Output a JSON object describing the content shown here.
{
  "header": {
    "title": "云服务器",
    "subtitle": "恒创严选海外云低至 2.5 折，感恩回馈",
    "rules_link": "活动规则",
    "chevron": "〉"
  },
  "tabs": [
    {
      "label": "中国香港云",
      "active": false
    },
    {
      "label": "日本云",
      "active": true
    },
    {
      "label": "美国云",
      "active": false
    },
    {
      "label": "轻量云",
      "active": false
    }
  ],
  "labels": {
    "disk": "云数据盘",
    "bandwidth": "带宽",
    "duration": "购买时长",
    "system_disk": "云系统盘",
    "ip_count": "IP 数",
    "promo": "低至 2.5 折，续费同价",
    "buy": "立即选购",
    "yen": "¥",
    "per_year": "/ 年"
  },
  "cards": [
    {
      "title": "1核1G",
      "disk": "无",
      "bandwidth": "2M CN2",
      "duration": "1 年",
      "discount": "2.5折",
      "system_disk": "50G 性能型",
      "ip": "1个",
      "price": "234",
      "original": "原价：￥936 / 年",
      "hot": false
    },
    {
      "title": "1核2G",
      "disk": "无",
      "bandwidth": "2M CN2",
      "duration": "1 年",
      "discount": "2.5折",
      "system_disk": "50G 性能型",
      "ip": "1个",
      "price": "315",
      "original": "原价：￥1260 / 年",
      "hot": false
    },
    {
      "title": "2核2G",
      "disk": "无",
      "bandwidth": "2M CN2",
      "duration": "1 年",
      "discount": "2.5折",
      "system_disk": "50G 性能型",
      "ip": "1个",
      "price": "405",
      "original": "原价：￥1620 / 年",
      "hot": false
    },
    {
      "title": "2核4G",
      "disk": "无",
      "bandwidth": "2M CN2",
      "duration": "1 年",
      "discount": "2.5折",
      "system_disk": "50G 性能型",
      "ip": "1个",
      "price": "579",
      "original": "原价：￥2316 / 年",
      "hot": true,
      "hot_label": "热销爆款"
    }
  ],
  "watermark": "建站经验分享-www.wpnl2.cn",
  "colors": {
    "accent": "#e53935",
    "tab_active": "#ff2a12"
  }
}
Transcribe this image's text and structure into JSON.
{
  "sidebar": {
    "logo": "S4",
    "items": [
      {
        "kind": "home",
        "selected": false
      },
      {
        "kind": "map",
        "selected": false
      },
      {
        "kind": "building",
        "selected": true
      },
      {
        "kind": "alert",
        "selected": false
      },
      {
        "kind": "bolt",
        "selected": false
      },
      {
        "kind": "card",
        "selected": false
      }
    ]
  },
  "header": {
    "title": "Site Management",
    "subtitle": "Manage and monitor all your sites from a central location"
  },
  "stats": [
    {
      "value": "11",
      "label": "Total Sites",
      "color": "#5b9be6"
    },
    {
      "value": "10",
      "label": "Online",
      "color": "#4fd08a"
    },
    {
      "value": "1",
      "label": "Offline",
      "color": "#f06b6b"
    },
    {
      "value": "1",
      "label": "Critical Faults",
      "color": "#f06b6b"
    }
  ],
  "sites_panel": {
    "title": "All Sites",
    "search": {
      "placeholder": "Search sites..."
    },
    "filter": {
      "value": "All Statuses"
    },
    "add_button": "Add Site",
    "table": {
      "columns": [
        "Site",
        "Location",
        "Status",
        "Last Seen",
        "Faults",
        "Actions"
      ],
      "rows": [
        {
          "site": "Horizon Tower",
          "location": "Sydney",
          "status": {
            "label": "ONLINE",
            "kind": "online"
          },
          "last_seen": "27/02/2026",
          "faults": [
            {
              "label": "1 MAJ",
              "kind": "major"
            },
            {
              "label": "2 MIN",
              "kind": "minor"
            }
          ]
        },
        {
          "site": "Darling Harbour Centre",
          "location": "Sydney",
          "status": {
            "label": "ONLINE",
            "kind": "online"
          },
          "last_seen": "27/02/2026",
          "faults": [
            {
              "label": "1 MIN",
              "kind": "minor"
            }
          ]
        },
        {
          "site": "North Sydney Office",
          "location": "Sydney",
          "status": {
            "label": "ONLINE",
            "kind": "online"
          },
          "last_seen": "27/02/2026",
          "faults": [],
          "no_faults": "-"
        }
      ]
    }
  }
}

-.-.-

» What to work on:
Write out all records exactly, keeping every detail.

» Task result:
Output a JSON object describing the content shown here.
{
  "header": {
    "title": "云服务器",
    "subtitle": "恒创严选海外云低至 2.5 折，感恩回馈",
    "rules_link": "活动规则",
    "chevron": "〉"
  },
  "tabs": [
    {
      "label": "中国香港云",
      "active": false
    },
    {
      "label": "日本云",
      "active": true
    },
    {
      "label": "美国云",
      "active": false
    },
    {
      "label": "轻量云",
      "active": false
    }
  ],
  "labels": {
    "disk": "云数据盘",
    "bandwidth": "带宽",
    "duration": "购买时长",
    "system_disk": "云系统盘",
    "ip_count": "IP 数",
    "promo": "低至 2.5 折，续费同价",
    "buy": "立即选购",
    "yen": "¥",
    "per_year": "/ 年"
  },
  "cards": [
    {
      "title": "1核1G",
      "disk": "无",
      "bandwidth": "2M CN2",
      "duration": "1 年",
      "discount": "2.5折",
      "system_disk": "50G 性能型",
      "ip": "1个",
      "price": "234",
      "original": "原价：￥936 / 年",
      "hot": false
    },
    {
      "title": "1核2G",
      "disk": "无",
      "bandwidth": "2M CN2",
      "duration": "1 年",
      "discount": "2.5折",
      "system_disk": "50G 性能型",
      "ip": "1个",
      "price": "315",
      "original": "原价：￥1260 / 年",
      "hot": false
    },
    {
      "title": "2核2G",
      "disk": "无",
      "bandwidth": "2M CN2",
      "duration": "1 年",
      "discount": "2.5折",
      "system_disk": "50G 性能型",
      "ip": "1个",
      "price": "405",
      "original": "原价：￥1620 / 年",
      "hot": false
    },
    {
      "title": "2核4G",
      "disk": "无",
      "bandwidth": "2M CN2",
      "duration": "1 年",
      "discount": "2.5折",
      "system_disk": "50G 性能型",
      "ip": "1个",
      "price": "579",
      "original": "原价：￥2316 / 年",
      "hot": true,
      "hot_label": "热销爆款"
    }
  ],
  "watermark": "建站经验分享-www.wpnl2.cn",
  "colors": {
    "accent": "#e53935",
    "tab_active": "#ff2a12"
  }
}
Transcribe this image's text and structure into JSON.
{
  "sidebar": {
    "logo": "S4",
    "items": [
      {
        "kind": "home",
        "selected": false
      },
      {
        "kind": "map",
        "selected": false
      },
      {
        "kind": "building",
        "selected": true
      },
      {
        "kind": "alert",
        "selected": false
      },
      {
        "kind": "bolt",
        "selected": false
      },
      {
        "kind": "card",
        "selected": false
      }
    ]
  },
  "header": {
    "title": "Site Management",
    "subtitle": "Manage and monitor all your sites from a central location"
  },
  "stats": [
    {
      "value": "11",
      "label": "Total Sites",
      "color": "#5b9be6"
    },
    {
      "value": "10",
      "label": "Online",
      "color": "#4fd08a"
    },
    {
      "value": "1",
      "label": "Offline",
      "color": "#f06b6b"
    },
    {
      "value": "1",
      "label": "Critical Faults",
      "color": "#f06b6b"
    }
  ],
  "sites_panel": {
    "title": "All Sites",
    "search": {
      "placeholder": "Search sites..."
    },
    "filter": {
      "value": "All Statuses"
    },
    "add_button": "Add Site",
    "table": {
      "columns": [
        "Site",
        "Location",
        "Status",
        "Last Seen",
        "Faults",
        "Actions"
      ],
      "rows": [
        {
          "site": "Horizon Tower",
          "location": "Sydney",
          "status": {
            "label": "ONLINE",
            "kind": "online"
          },
          "last_seen": "27/02/2026",
          "faults": [
            {
              "label": "1 MAJ",
              "kind": "major"
            },
            {
              "label": "2 MIN",
              "kind": "minor"
            }
          ]
        },
        {
          "site": "Darling Harbour Centre",
          "location": "Sydney",
          "status": {
            "label": "ONLINE",
            "kind": "online"
          },
          "last_seen": "27/02/2026",
          "faults": [
            {
              "label": "1 MIN",
              "kind": "minor"
            }
          ]
        },
        {
          "site": "North Sydney Office",
          "location": "Sydney",
          "status": {
            "label": "ONLINE",
            "kind": "online"
          },
          "last_seen": "27/02/2026",
          "faults": [],
          "no_faults": "-"
        }
      ]
    }
  }
}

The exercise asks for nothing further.